### DATA ENTRIES
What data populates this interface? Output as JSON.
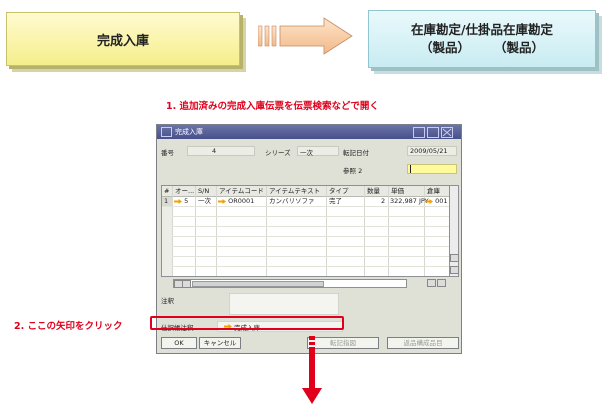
{
  "flow": {
    "left_box": "完成入庫",
    "right_box_line1": "在庫勘定/仕掛品在庫勘定",
    "right_box_sub1": "（製品）",
    "right_box_sub2": "（製品）"
  },
  "instructions": {
    "step1": "1. 追加済みの完成入庫伝票を伝票検索などで開く",
    "step2": "2. ここの矢印をクリック"
  },
  "window": {
    "title": "完成入庫",
    "header": {
      "number_label": "番号",
      "number_value": "4",
      "series_label": "シリーズ",
      "series_value": "一次",
      "posting_date_label": "転記日付",
      "posting_date_value": "2009/05/21",
      "ref2_label": "参照 2",
      "ref2_value": ""
    },
    "grid": {
      "columns": [
        "#",
        "オー...",
        "S/N",
        "アイテムコード",
        "アイテムテキスト",
        "タイプ",
        "数量",
        "単価",
        "倉庫"
      ],
      "rows": [
        {
          "num": "1",
          "order": "5",
          "sn": "一次",
          "item_code": "OR0001",
          "item_text": "カンバリソファ",
          "type": "完了",
          "qty": "2",
          "unit_price": "322,987 JPY",
          "warehouse": "001"
        }
      ]
    },
    "remarks_label": "注釈",
    "journal_label": "仕訳帳注釈",
    "journal_value": "完成入庫",
    "buttons": {
      "ok": "OK",
      "cancel": "キャンセル",
      "copy_from": "転記指図",
      "copy_to": "返品構成品目"
    }
  },
  "colors": {
    "instruction_red": "#e0001b",
    "title_blue": "#4f5892",
    "left_box_yellow": "#f5ee8c",
    "right_box_cyan": "#c8ecf2",
    "link_arrow_orange": "#f2a200"
  }
}
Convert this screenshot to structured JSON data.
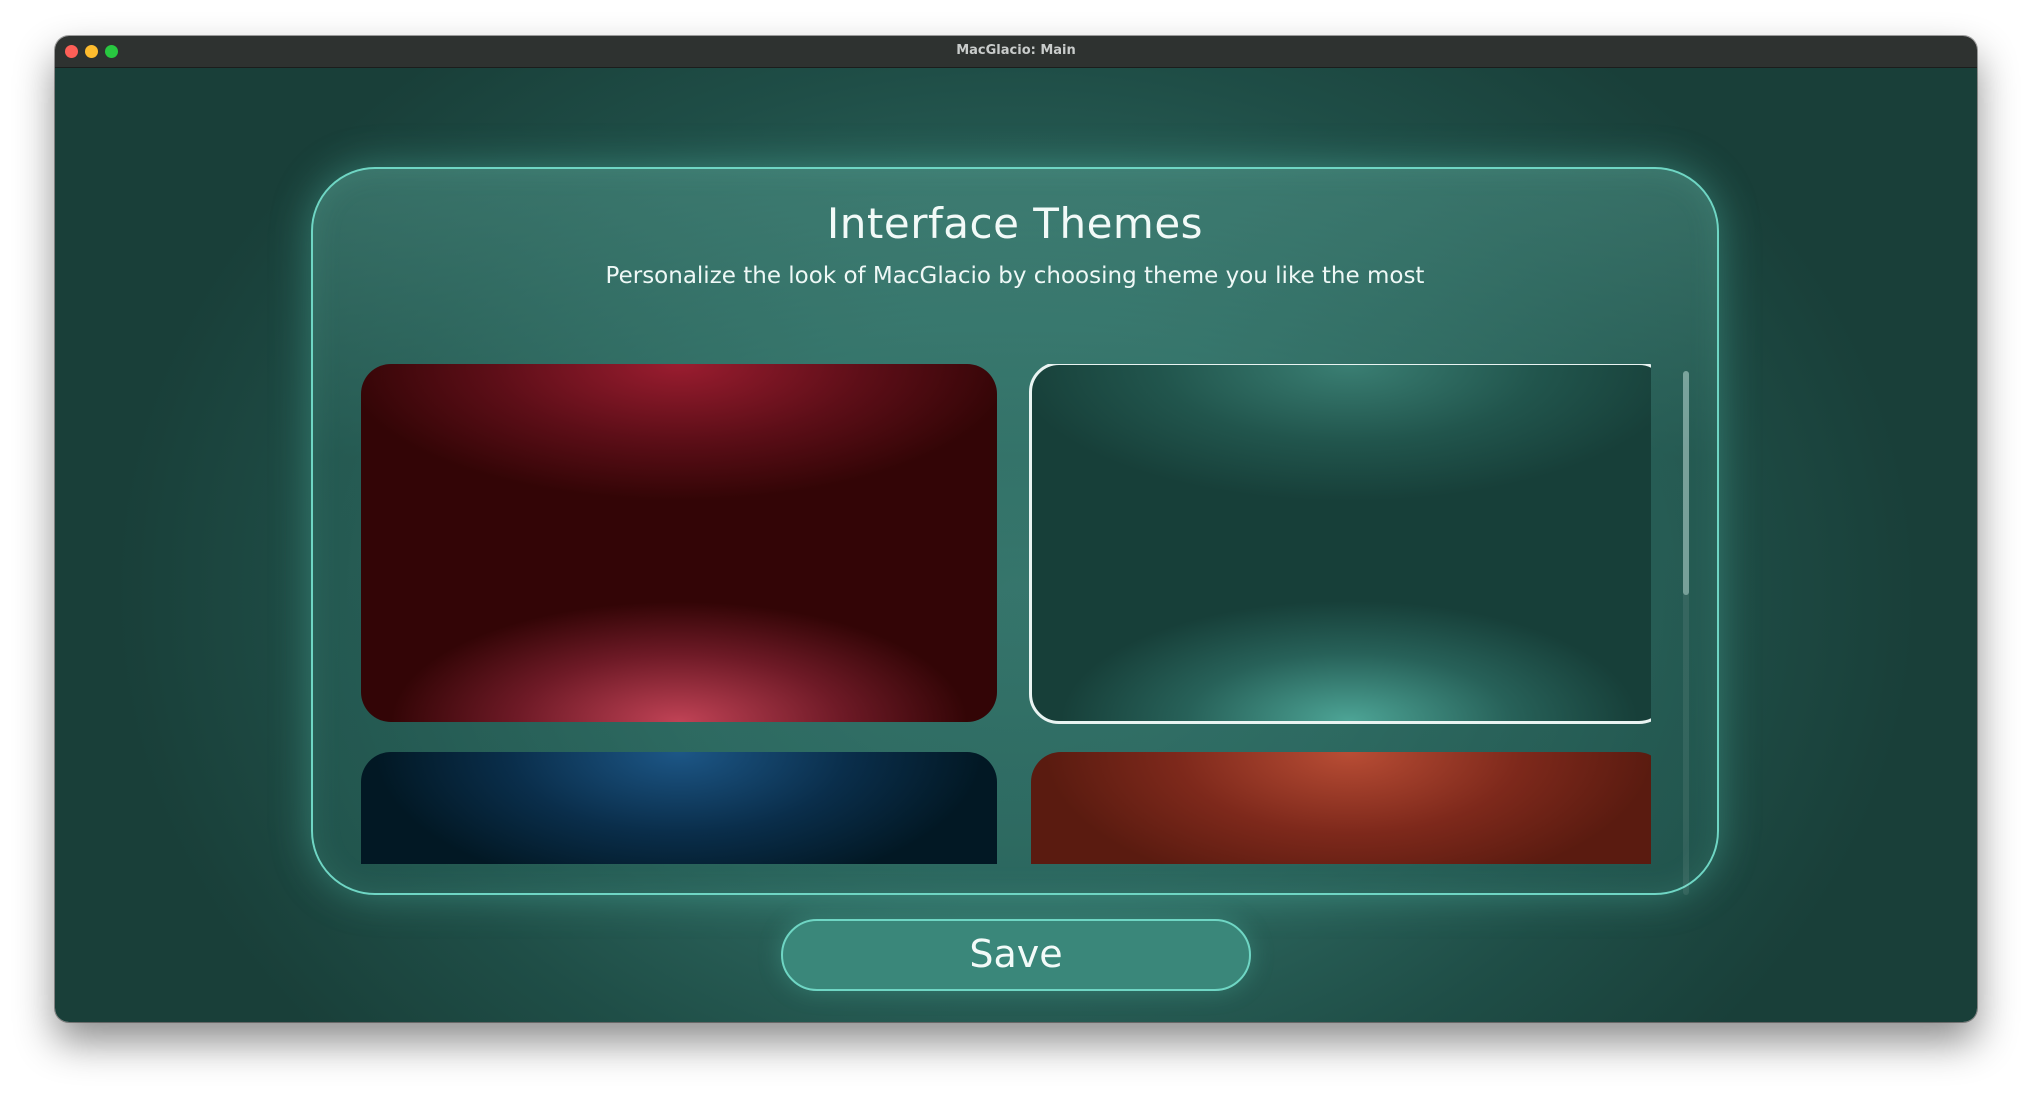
{
  "window": {
    "title": "MacGlacio: Main"
  },
  "panel": {
    "title": "Interface Themes",
    "subtitle": "Personalize the look of MacGlacio by choosing theme you like the most"
  },
  "themes": [
    {
      "id": "red",
      "color": "#8a1a2a",
      "selected": false
    },
    {
      "id": "teal",
      "color": "#2f6b62",
      "selected": true
    },
    {
      "id": "blue",
      "color": "#0f3c5e",
      "selected": false
    },
    {
      "id": "orange",
      "color": "#a83a25",
      "selected": false
    }
  ],
  "scroll": {
    "position_fraction": 0.0,
    "visible_fraction": 0.43
  },
  "actions": {
    "save_label": "Save"
  },
  "colors": {
    "accent": "#6fd6c4",
    "button_fill": "#3a877a",
    "background": "#2f6b62"
  }
}
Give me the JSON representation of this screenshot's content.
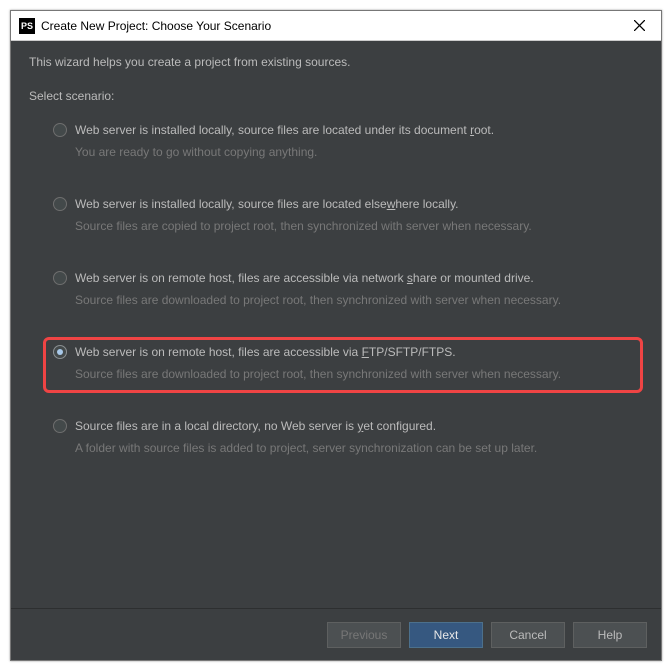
{
  "window": {
    "logo_text": "PS",
    "title": "Create New Project: Choose Your Scenario"
  },
  "intro": "This wizard helps you create a project from existing sources.",
  "select_label": "Select scenario:",
  "options": [
    {
      "label_pre": "Web server is installed locally, source files are located under its document ",
      "label_u": "r",
      "label_post": "oot.",
      "desc": "You are ready to go without copying anything.",
      "selected": false,
      "highlight": false
    },
    {
      "label_pre": "Web server is installed locally, source files are located else",
      "label_u": "w",
      "label_post": "here locally.",
      "desc": "Source files are copied to project root, then synchronized with server when necessary.",
      "selected": false,
      "highlight": false
    },
    {
      "label_pre": "Web server is on remote host, files are accessible via network ",
      "label_u": "s",
      "label_post": "hare or mounted drive.",
      "desc": "Source files are downloaded to project root, then synchronized with server when necessary.",
      "selected": false,
      "highlight": false
    },
    {
      "label_pre": "Web server is on remote host, files are accessible via ",
      "label_u": "F",
      "label_post": "TP/SFTP/FTPS.",
      "desc": "Source files are downloaded to project root, then synchronized with server when necessary.",
      "selected": true,
      "highlight": true
    },
    {
      "label_pre": "Source files are in a local directory, no Web server is ",
      "label_u": "y",
      "label_post": "et configured.",
      "desc": "A folder with source files is added to project, server synchronization can be set up later.",
      "selected": false,
      "highlight": false
    }
  ],
  "buttons": {
    "previous": "Previous",
    "next": "Next",
    "cancel": "Cancel",
    "help": "Help"
  }
}
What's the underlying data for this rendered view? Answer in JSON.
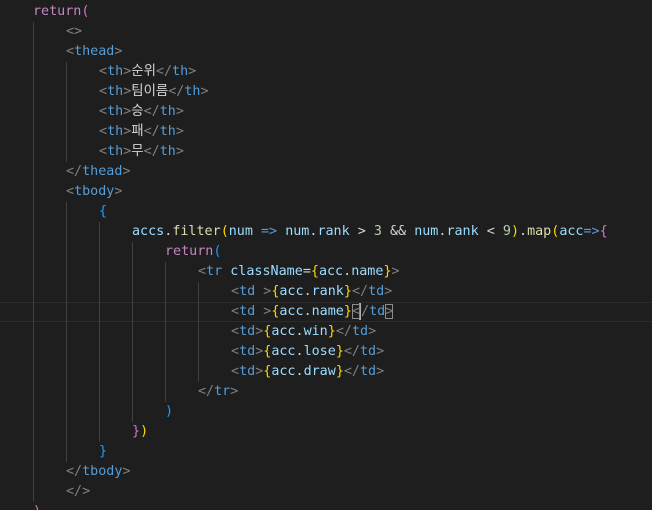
{
  "editor": {
    "language": "javascript-react",
    "current_line": 15,
    "colors": {
      "background": "#1e1e1e",
      "keyword": "#c586c0",
      "tag": "#569cd6",
      "tag_bracket": "#808080",
      "variable": "#9cdcfe",
      "function": "#dcdcaa",
      "number": "#b5cea8",
      "text": "#d4d4d4",
      "bracket_level_1": "#ffd700",
      "bracket_level_2": "#da70d6",
      "bracket_level_3": "#179fff"
    },
    "lines": [
      {
        "indent": 0,
        "tokens": [
          {
            "t": "return",
            "c": "kw"
          },
          {
            "t": "(",
            "c": "b2"
          }
        ]
      },
      {
        "indent": 1,
        "tokens": [
          {
            "t": "<>",
            "c": "tagb"
          }
        ]
      },
      {
        "indent": 1,
        "tokens": [
          {
            "t": "<",
            "c": "tagb"
          },
          {
            "t": "thead",
            "c": "tag"
          },
          {
            "t": ">",
            "c": "tagb"
          }
        ]
      },
      {
        "indent": 2,
        "tokens": [
          {
            "t": "<",
            "c": "tagb"
          },
          {
            "t": "th",
            "c": "tag"
          },
          {
            "t": ">",
            "c": "tagb"
          },
          {
            "t": "순위",
            "c": "text"
          },
          {
            "t": "</",
            "c": "tagb"
          },
          {
            "t": "th",
            "c": "tag"
          },
          {
            "t": ">",
            "c": "tagb"
          }
        ]
      },
      {
        "indent": 2,
        "tokens": [
          {
            "t": "<",
            "c": "tagb"
          },
          {
            "t": "th",
            "c": "tag"
          },
          {
            "t": ">",
            "c": "tagb"
          },
          {
            "t": "팀이름",
            "c": "text"
          },
          {
            "t": "</",
            "c": "tagb"
          },
          {
            "t": "th",
            "c": "tag"
          },
          {
            "t": ">",
            "c": "tagb"
          }
        ]
      },
      {
        "indent": 2,
        "tokens": [
          {
            "t": "<",
            "c": "tagb"
          },
          {
            "t": "th",
            "c": "tag"
          },
          {
            "t": ">",
            "c": "tagb"
          },
          {
            "t": "승",
            "c": "text"
          },
          {
            "t": "</",
            "c": "tagb"
          },
          {
            "t": "th",
            "c": "tag"
          },
          {
            "t": ">",
            "c": "tagb"
          }
        ]
      },
      {
        "indent": 2,
        "tokens": [
          {
            "t": "<",
            "c": "tagb"
          },
          {
            "t": "th",
            "c": "tag"
          },
          {
            "t": ">",
            "c": "tagb"
          },
          {
            "t": "패",
            "c": "text"
          },
          {
            "t": "</",
            "c": "tagb"
          },
          {
            "t": "th",
            "c": "tag"
          },
          {
            "t": ">",
            "c": "tagb"
          }
        ]
      },
      {
        "indent": 2,
        "tokens": [
          {
            "t": "<",
            "c": "tagb"
          },
          {
            "t": "th",
            "c": "tag"
          },
          {
            "t": ">",
            "c": "tagb"
          },
          {
            "t": "무",
            "c": "text"
          },
          {
            "t": "</",
            "c": "tagb"
          },
          {
            "t": "th",
            "c": "tag"
          },
          {
            "t": ">",
            "c": "tagb"
          }
        ]
      },
      {
        "indent": 1,
        "tokens": [
          {
            "t": "</",
            "c": "tagb"
          },
          {
            "t": "thead",
            "c": "tag"
          },
          {
            "t": ">",
            "c": "tagb"
          }
        ]
      },
      {
        "indent": 1,
        "tokens": [
          {
            "t": "<",
            "c": "tagb"
          },
          {
            "t": "tbody",
            "c": "tag"
          },
          {
            "t": ">",
            "c": "tagb"
          }
        ]
      },
      {
        "indent": 2,
        "tokens": [
          {
            "t": "{",
            "c": "b3"
          }
        ]
      },
      {
        "indent": 3,
        "tokens": [
          {
            "t": "accs",
            "c": "var"
          },
          {
            "t": ".",
            "c": "op"
          },
          {
            "t": "filter",
            "c": "fn"
          },
          {
            "t": "(",
            "c": "b1"
          },
          {
            "t": "num",
            "c": "var"
          },
          {
            "t": " ",
            "c": "op"
          },
          {
            "t": "=>",
            "c": "arrow"
          },
          {
            "t": " ",
            "c": "op"
          },
          {
            "t": "num",
            "c": "var"
          },
          {
            "t": ".",
            "c": "op"
          },
          {
            "t": "rank",
            "c": "var"
          },
          {
            "t": " > ",
            "c": "op"
          },
          {
            "t": "3",
            "c": "num"
          },
          {
            "t": " && ",
            "c": "op"
          },
          {
            "t": "num",
            "c": "var"
          },
          {
            "t": ".",
            "c": "op"
          },
          {
            "t": "rank",
            "c": "var"
          },
          {
            "t": " < ",
            "c": "op"
          },
          {
            "t": "9",
            "c": "num"
          },
          {
            "t": ")",
            "c": "b1"
          },
          {
            "t": ".",
            "c": "op"
          },
          {
            "t": "map",
            "c": "fn"
          },
          {
            "t": "(",
            "c": "b1"
          },
          {
            "t": "acc",
            "c": "var"
          },
          {
            "t": "=>",
            "c": "arrow"
          },
          {
            "t": "{",
            "c": "b2"
          }
        ]
      },
      {
        "indent": 4,
        "tokens": [
          {
            "t": "return",
            "c": "kw"
          },
          {
            "t": "(",
            "c": "b3"
          }
        ]
      },
      {
        "indent": 5,
        "tokens": [
          {
            "t": "<",
            "c": "tagb"
          },
          {
            "t": "tr",
            "c": "tag"
          },
          {
            "t": " ",
            "c": "op"
          },
          {
            "t": "className",
            "c": "attr"
          },
          {
            "t": "=",
            "c": "op"
          },
          {
            "t": "{",
            "c": "b1"
          },
          {
            "t": "acc",
            "c": "var"
          },
          {
            "t": ".",
            "c": "op"
          },
          {
            "t": "name",
            "c": "var"
          },
          {
            "t": "}",
            "c": "b1"
          },
          {
            "t": ">",
            "c": "tagb"
          }
        ]
      },
      {
        "indent": 6,
        "tokens": [
          {
            "t": "<",
            "c": "tagb"
          },
          {
            "t": "td",
            "c": "tag"
          },
          {
            "t": " >",
            "c": "tagb"
          },
          {
            "t": "{",
            "c": "b1"
          },
          {
            "t": "acc",
            "c": "var"
          },
          {
            "t": ".",
            "c": "op"
          },
          {
            "t": "rank",
            "c": "var"
          },
          {
            "t": "}",
            "c": "b1"
          },
          {
            "t": "</",
            "c": "tagb"
          },
          {
            "t": "td",
            "c": "tag"
          },
          {
            "t": ">",
            "c": "tagb"
          }
        ]
      },
      {
        "indent": 6,
        "tokens": [
          {
            "t": "<",
            "c": "tagb"
          },
          {
            "t": "td",
            "c": "tag"
          },
          {
            "t": " >",
            "c": "tagb"
          },
          {
            "t": "{",
            "c": "b1"
          },
          {
            "t": "acc",
            "c": "var"
          },
          {
            "t": ".",
            "c": "op"
          },
          {
            "t": "name",
            "c": "var"
          },
          {
            "t": "}",
            "c": "b1"
          },
          {
            "t": "<",
            "c": "tagb",
            "match": true
          },
          {
            "t": "CURSOR",
            "c": "cursor"
          },
          {
            "t": "/",
            "c": "tagb"
          },
          {
            "t": "td",
            "c": "tag"
          },
          {
            "t": ">",
            "c": "tagb",
            "match": true
          }
        ]
      },
      {
        "indent": 6,
        "tokens": [
          {
            "t": "<",
            "c": "tagb"
          },
          {
            "t": "td",
            "c": "tag"
          },
          {
            "t": ">",
            "c": "tagb"
          },
          {
            "t": "{",
            "c": "b1"
          },
          {
            "t": "acc",
            "c": "var"
          },
          {
            "t": ".",
            "c": "op"
          },
          {
            "t": "win",
            "c": "var"
          },
          {
            "t": "}",
            "c": "b1"
          },
          {
            "t": "</",
            "c": "tagb"
          },
          {
            "t": "td",
            "c": "tag"
          },
          {
            "t": ">",
            "c": "tagb"
          }
        ]
      },
      {
        "indent": 6,
        "tokens": [
          {
            "t": "<",
            "c": "tagb"
          },
          {
            "t": "td",
            "c": "tag"
          },
          {
            "t": ">",
            "c": "tagb"
          },
          {
            "t": "{",
            "c": "b1"
          },
          {
            "t": "acc",
            "c": "var"
          },
          {
            "t": ".",
            "c": "op"
          },
          {
            "t": "lose",
            "c": "var"
          },
          {
            "t": "}",
            "c": "b1"
          },
          {
            "t": "</",
            "c": "tagb"
          },
          {
            "t": "td",
            "c": "tag"
          },
          {
            "t": ">",
            "c": "tagb"
          }
        ]
      },
      {
        "indent": 6,
        "tokens": [
          {
            "t": "<",
            "c": "tagb"
          },
          {
            "t": "td",
            "c": "tag"
          },
          {
            "t": ">",
            "c": "tagb"
          },
          {
            "t": "{",
            "c": "b1"
          },
          {
            "t": "acc",
            "c": "var"
          },
          {
            "t": ".",
            "c": "op"
          },
          {
            "t": "draw",
            "c": "var"
          },
          {
            "t": "}",
            "c": "b1"
          },
          {
            "t": "</",
            "c": "tagb"
          },
          {
            "t": "td",
            "c": "tag"
          },
          {
            "t": ">",
            "c": "tagb"
          }
        ]
      },
      {
        "indent": 5,
        "tokens": [
          {
            "t": "</",
            "c": "tagb"
          },
          {
            "t": "tr",
            "c": "tag"
          },
          {
            "t": ">",
            "c": "tagb"
          }
        ]
      },
      {
        "indent": 4,
        "tokens": [
          {
            "t": ")",
            "c": "b3"
          }
        ]
      },
      {
        "indent": 3,
        "tokens": [
          {
            "t": "}",
            "c": "b2"
          },
          {
            "t": ")",
            "c": "b1"
          }
        ]
      },
      {
        "indent": 2,
        "tokens": [
          {
            "t": "}",
            "c": "b3"
          }
        ]
      },
      {
        "indent": 1,
        "tokens": [
          {
            "t": "</",
            "c": "tagb"
          },
          {
            "t": "tbody",
            "c": "tag"
          },
          {
            "t": ">",
            "c": "tagb"
          }
        ]
      },
      {
        "indent": 1,
        "tokens": [
          {
            "t": "</>",
            "c": "tagb"
          }
        ]
      },
      {
        "indent": 0,
        "tokens": [
          {
            "t": ")",
            "c": "b2"
          }
        ]
      }
    ]
  }
}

### TASK REQUIREMENTS
Collect each line of the entries that has the word "locally", copying it in full.

### WRITTEN ANSWER
      "label_pre": "Web server is installed locally, source files are located under its document ",
      "label_pre": "Web server is installed locally, source files are located else",
      "label_post": "here locally.",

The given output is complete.